» **What to do**:
Every line with the word "отдела" in it should be extracted from the data that follows.

--- Start of Dataset extract ---

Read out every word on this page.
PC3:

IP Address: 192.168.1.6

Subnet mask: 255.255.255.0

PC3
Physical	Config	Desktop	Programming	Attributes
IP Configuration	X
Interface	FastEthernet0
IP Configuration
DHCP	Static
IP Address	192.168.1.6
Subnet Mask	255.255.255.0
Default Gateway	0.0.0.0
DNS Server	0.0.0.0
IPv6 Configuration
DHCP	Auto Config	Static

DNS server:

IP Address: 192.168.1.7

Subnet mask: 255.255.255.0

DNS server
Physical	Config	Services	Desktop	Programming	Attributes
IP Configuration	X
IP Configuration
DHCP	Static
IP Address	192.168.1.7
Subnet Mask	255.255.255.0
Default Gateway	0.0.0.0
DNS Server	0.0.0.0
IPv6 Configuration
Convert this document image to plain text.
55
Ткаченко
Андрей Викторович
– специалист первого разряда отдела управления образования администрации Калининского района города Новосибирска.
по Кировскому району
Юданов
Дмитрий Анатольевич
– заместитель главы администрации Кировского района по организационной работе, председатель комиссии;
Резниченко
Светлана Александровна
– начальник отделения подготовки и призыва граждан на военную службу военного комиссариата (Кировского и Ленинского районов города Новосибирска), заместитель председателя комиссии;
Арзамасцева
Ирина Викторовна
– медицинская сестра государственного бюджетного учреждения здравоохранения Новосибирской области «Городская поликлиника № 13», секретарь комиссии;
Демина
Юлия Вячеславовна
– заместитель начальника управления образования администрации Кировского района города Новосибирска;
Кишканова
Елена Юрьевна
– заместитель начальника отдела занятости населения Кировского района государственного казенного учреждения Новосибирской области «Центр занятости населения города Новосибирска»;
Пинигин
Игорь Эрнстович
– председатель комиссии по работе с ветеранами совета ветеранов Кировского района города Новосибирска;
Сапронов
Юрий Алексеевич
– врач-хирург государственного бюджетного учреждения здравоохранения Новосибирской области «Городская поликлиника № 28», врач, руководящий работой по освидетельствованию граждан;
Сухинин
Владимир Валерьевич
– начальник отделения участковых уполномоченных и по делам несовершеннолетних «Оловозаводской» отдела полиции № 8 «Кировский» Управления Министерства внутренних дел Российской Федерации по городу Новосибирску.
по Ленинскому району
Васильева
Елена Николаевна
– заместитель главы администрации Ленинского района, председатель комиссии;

--- End of Dataset extract ---

» **Final answer**:
– специалист первого разряда отдела управления образования администрации Калининского района города Новосибирска.
– заместитель начальника отдела занятости населения Кировского района государственного казенного учреждения Новосибирской области «Центр занятости населения города Новосибирска»;
– начальник отделения участковых уполномоченных и по делам несовершеннолетних «Оловозаводской» отдела полиции № 8 «Кировский» Управления Министерства внутренних дел Российской Федерации по городу Новосибирску.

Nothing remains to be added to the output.